#### [Stated problem]
Filter the entries below, keeping every line that has the word "this".
..............................
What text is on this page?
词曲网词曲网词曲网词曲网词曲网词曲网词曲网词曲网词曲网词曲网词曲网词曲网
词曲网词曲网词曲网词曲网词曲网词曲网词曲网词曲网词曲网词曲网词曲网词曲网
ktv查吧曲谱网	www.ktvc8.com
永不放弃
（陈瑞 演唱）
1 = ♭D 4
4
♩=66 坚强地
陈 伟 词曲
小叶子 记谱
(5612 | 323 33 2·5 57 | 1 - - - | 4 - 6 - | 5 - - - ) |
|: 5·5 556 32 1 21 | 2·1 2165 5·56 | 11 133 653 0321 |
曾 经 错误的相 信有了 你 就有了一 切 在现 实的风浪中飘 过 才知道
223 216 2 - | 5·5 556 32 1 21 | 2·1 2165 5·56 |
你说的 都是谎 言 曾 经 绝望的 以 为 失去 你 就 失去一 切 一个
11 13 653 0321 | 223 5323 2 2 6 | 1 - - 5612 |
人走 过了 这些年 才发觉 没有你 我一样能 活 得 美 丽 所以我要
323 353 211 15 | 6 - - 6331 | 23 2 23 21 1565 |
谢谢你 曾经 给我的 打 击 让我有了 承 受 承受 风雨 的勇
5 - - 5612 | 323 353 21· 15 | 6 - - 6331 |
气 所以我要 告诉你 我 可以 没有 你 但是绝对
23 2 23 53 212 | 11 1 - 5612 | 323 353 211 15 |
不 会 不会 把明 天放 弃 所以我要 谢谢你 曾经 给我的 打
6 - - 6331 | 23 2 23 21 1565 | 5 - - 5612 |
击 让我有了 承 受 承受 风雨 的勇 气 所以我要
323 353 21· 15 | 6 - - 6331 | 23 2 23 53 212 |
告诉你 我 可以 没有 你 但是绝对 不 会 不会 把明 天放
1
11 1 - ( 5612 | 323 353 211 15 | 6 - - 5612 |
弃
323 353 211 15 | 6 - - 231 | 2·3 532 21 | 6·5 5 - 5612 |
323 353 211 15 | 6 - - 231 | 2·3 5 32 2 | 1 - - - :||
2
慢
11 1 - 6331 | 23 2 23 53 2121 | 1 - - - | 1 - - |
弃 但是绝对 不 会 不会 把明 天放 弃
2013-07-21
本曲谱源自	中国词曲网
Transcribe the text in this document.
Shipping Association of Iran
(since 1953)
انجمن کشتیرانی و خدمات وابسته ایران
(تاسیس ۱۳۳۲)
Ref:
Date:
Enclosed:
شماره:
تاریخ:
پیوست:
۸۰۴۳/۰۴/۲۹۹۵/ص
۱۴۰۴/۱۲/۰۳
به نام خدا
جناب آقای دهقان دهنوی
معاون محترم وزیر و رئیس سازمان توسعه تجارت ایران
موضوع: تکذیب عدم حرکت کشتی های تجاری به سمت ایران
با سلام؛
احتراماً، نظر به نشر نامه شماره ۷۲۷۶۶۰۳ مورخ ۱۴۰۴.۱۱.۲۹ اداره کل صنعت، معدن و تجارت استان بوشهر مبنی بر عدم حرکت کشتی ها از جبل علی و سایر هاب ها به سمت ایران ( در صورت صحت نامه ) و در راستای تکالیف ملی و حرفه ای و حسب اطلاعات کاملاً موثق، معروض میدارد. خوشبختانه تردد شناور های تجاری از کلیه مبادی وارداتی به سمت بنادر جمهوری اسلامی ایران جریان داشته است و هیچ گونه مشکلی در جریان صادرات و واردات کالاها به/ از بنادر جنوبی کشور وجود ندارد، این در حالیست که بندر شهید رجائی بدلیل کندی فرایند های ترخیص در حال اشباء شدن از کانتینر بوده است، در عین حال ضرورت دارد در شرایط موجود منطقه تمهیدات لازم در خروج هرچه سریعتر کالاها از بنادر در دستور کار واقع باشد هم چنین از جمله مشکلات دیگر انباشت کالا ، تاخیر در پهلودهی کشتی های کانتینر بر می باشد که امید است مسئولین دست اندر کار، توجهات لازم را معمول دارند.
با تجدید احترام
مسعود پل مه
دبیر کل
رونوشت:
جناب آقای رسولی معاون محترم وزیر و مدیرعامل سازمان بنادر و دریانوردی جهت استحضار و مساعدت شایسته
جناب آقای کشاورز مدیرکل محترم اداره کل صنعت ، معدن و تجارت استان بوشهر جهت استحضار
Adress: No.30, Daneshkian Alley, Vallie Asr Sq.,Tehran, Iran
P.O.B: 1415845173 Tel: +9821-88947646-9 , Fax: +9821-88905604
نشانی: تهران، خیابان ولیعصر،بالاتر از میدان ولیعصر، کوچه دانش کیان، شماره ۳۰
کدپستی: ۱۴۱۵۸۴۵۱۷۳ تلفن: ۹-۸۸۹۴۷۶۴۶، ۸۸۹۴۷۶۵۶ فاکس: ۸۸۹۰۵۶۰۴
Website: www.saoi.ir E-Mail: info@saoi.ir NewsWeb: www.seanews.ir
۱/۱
..............................
#### [Task answer]
What text is on this page?
Transcribe the text in this document.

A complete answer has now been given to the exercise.